→ **Given problem**: Copy the lines from the one containing "table-row[interactable]: How to" through the one containing "app-window: How can", swapping "reservation" for "booking" and leaving everything else unchanged.

→ **Data lines**:
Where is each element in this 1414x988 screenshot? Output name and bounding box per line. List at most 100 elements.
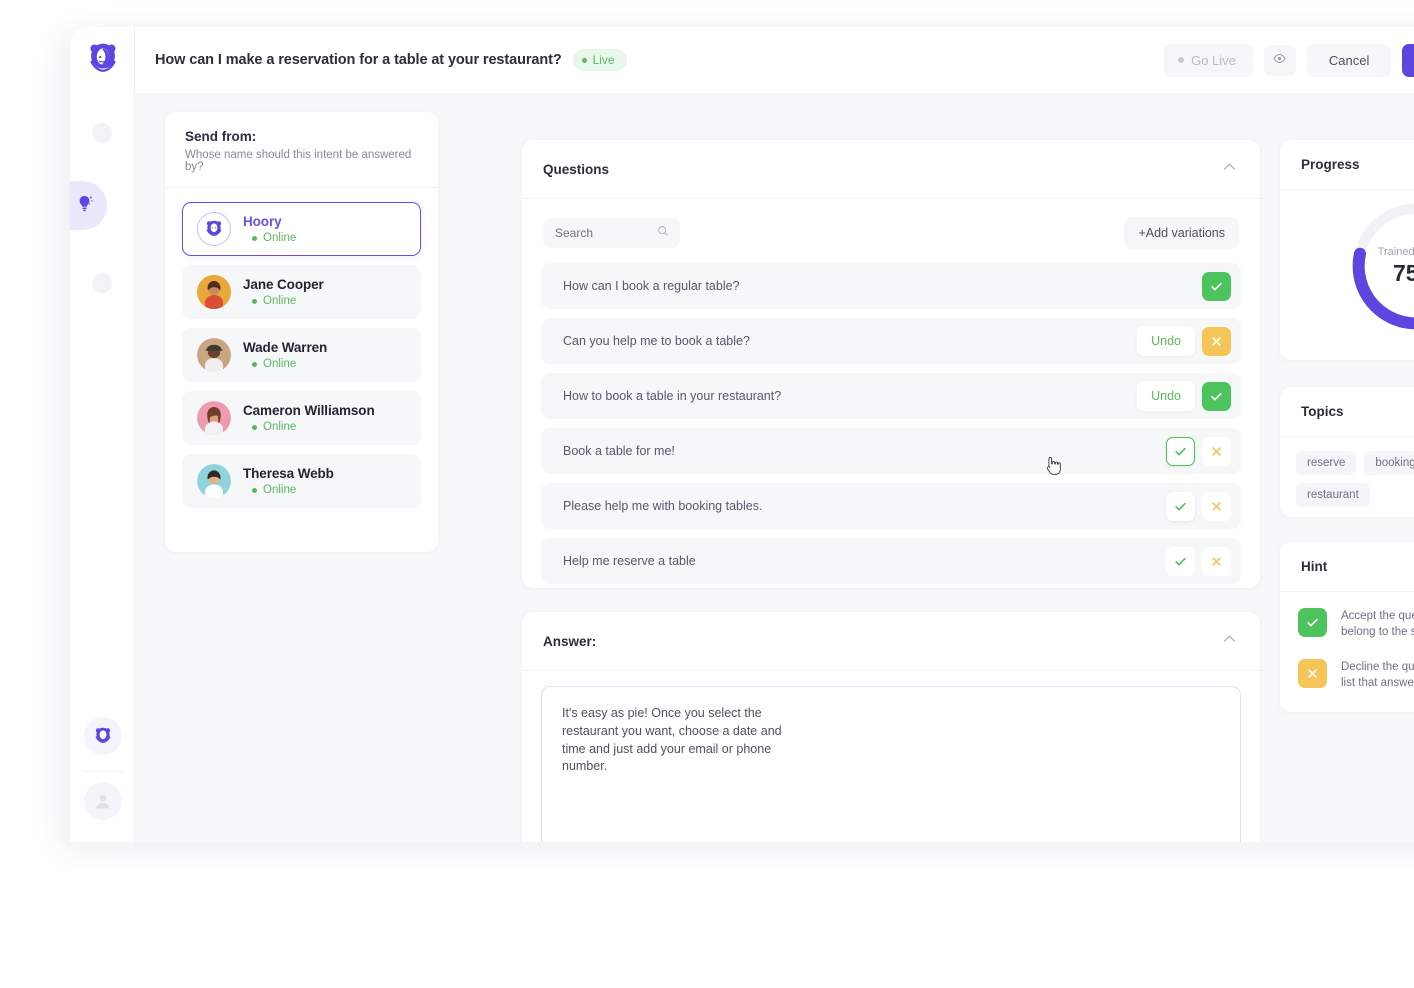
table-row[interactable]: How to book a table in your restaurant? … <box>541 373 1241 419</box>
agent-list: Hoory Online Jane Cooper Online Wade War… <box>165 188 438 522</box>
app-window: How can I make a reservation for a table… <box>70 27 1414 842</box>
page-title: How can I make a reservation for a table… <box>155 52 562 68</box>
answer-body: It's easy as pie! Once you select the re… <box>522 671 1260 842</box>
decline-button[interactable] <box>1202 326 1231 356</box>
agent-row-cameron-williamson[interactable]: Cameron Williamson Online <box>182 391 421 445</box>
avatar <box>197 401 231 435</box>
agent-name: Theresa Webb <box>243 466 334 481</box>
search-input[interactable] <box>555 226 656 240</box>
topbar: How can I make a reservation for a table… <box>135 27 1414 93</box>
rail-placeholder-2[interactable] <box>92 273 112 293</box>
search-box[interactable] <box>543 218 680 248</box>
go-live-button[interactable]: Go Live <box>1164 43 1253 77</box>
avatar <box>197 275 231 309</box>
preview-button[interactable] <box>1263 44 1296 76</box>
decline-button[interactable] <box>1202 491 1231 521</box>
chevron-up-icon[interactable] <box>1220 157 1239 181</box>
send-from-header: Send from: Whose name should this intent… <box>165 112 438 188</box>
decline-button[interactable] <box>1202 546 1231 576</box>
cancel-button[interactable]: Cancel <box>1306 43 1392 77</box>
accept-button[interactable] <box>1202 271 1231 301</box>
live-badge-label: Live <box>592 53 615 67</box>
table-row[interactable]: Can you help me to book a table? Undo <box>541 318 1241 364</box>
topics-list: reserve booking table restaurant <box>1280 437 1414 521</box>
hint-header: Hint <box>1280 542 1414 592</box>
hint-panel: Hint Accept the question variations that… <box>1280 542 1414 712</box>
accept-button[interactable] <box>1202 381 1231 411</box>
lightbulb-icon <box>74 193 95 219</box>
search-icon <box>656 224 670 243</box>
avatar <box>197 212 231 246</box>
topic-tag[interactable]: restaurant <box>1296 483 1370 507</box>
live-dot-icon <box>581 57 587 63</box>
list-item: Accept the question variations that belo… <box>1298 608 1414 641</box>
sidebar-item-intents[interactable] <box>70 181 107 230</box>
answer-header: Answer: <box>522 612 1260 671</box>
topic-tag[interactable]: reserve <box>1296 451 1357 475</box>
agent-status: Online <box>243 358 327 370</box>
chevron-up-icon[interactable] <box>1220 629 1239 653</box>
avatar <box>197 338 231 372</box>
decline-button[interactable] <box>1202 436 1231 466</box>
progress-donut-chart: Trained enough 75% <box>1280 190 1414 345</box>
row-actions <box>1166 491 1231 521</box>
avatar <box>197 464 231 498</box>
table-row[interactable]: Help me reserve a table <box>541 538 1241 584</box>
undo-button[interactable]: Undo <box>1137 326 1195 356</box>
questions-list: How can I book a regular table? Can you … <box>522 257 1260 584</box>
answer-panel: Answer: It's easy as pie! Once you selec… <box>522 612 1260 842</box>
agent-status-label: Online <box>263 295 297 307</box>
save-button[interactable]: Save <box>1402 43 1414 77</box>
questions-panel: Questions +Add variations How can I book… <box>522 140 1260 588</box>
list-item: Decline the question variations in the l… <box>1298 658 1414 692</box>
hint-list: Accept the question variations that belo… <box>1280 592 1414 708</box>
agent-name: Wade Warren <box>243 340 328 355</box>
question-text: Book a table for me! <box>563 444 675 458</box>
progress-title: Progress <box>1301 157 1360 172</box>
agent-status-label: Online <box>263 421 297 433</box>
questions-toolbar: +Add variations <box>522 199 1260 257</box>
add-variations-button[interactable]: +Add variations <box>1124 217 1239 249</box>
accept-button[interactable] <box>1166 491 1195 521</box>
hoory-bot-avatar-icon[interactable] <box>84 717 122 755</box>
question-text: Please help me with booking tables. <box>563 499 763 513</box>
hint-text: Accept the question variations that belo… <box>1341 610 1414 639</box>
agent-row-jane-cooper[interactable]: Jane Cooper Online <box>182 265 421 319</box>
online-dot-icon <box>252 235 257 241</box>
table-row[interactable]: Book a table for me! <box>541 428 1241 474</box>
agent-name: Jane Cooper <box>243 277 324 292</box>
agent-status-label: Online <box>263 232 297 244</box>
agent-row-theresa-webb[interactable]: Theresa Webb Online <box>182 454 421 508</box>
agent-row-wade-warren[interactable]: Wade Warren Online <box>182 328 421 382</box>
table-row[interactable]: How can I book a regular table? <box>541 263 1241 309</box>
accept-button[interactable] <box>1166 546 1195 576</box>
questions-header: Questions <box>522 140 1260 199</box>
undo-button[interactable]: Undo <box>1137 381 1195 411</box>
agent-status: Online <box>243 232 296 244</box>
row-actions <box>1166 436 1231 466</box>
agent-name: Cameron Williamson <box>243 403 375 418</box>
topics-header: Topics <box>1280 387 1414 437</box>
answer-text[interactable]: It's easy as pie! Once you select the re… <box>542 687 817 776</box>
rail-placeholder-1[interactable] <box>92 123 112 143</box>
hoory-bot-logo-icon[interactable] <box>84 40 122 78</box>
question-text: How to book a table in your restaurant? <box>563 389 782 403</box>
answer-editor[interactable]: It's easy as pie! Once you select the re… <box>541 686 1241 842</box>
agent-row-hoory[interactable]: Hoory Online <box>182 202 421 256</box>
go-live-label: Go Live <box>1191 52 1236 68</box>
question-text: Can you help me to book a table? <box>563 334 750 348</box>
accept-button[interactable] <box>1166 436 1195 466</box>
go-live-dot-icon <box>1178 57 1185 63</box>
answer-title: Answer: <box>543 633 597 649</box>
agent-status: Online <box>243 421 375 433</box>
send-from-subtitle: Whose name should this intent be answere… <box>185 149 412 173</box>
online-dot-icon <box>252 361 257 367</box>
online-dot-icon <box>252 298 257 304</box>
row-actions <box>1202 271 1231 301</box>
send-from-panel: Send from: Whose name should this intent… <box>165 112 438 552</box>
agent-status-label: Online <box>263 484 297 496</box>
table-row[interactable]: Please help me with booking tables. <box>541 483 1241 529</box>
agent-status: Online <box>243 295 324 307</box>
topic-tag[interactable]: booking <box>1364 451 1414 475</box>
user-avatar-icon[interactable] <box>84 782 122 820</box>
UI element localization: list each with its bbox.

→ **Output below**:
table-row[interactable]: How to book a table in your restaurant? … <box>541 373 1241 419</box>
agent-list: Hoory Online Jane Cooper Online Wade War… <box>165 188 438 522</box>
app-window: How can I make a booking for a table… <box>70 27 1414 842</box>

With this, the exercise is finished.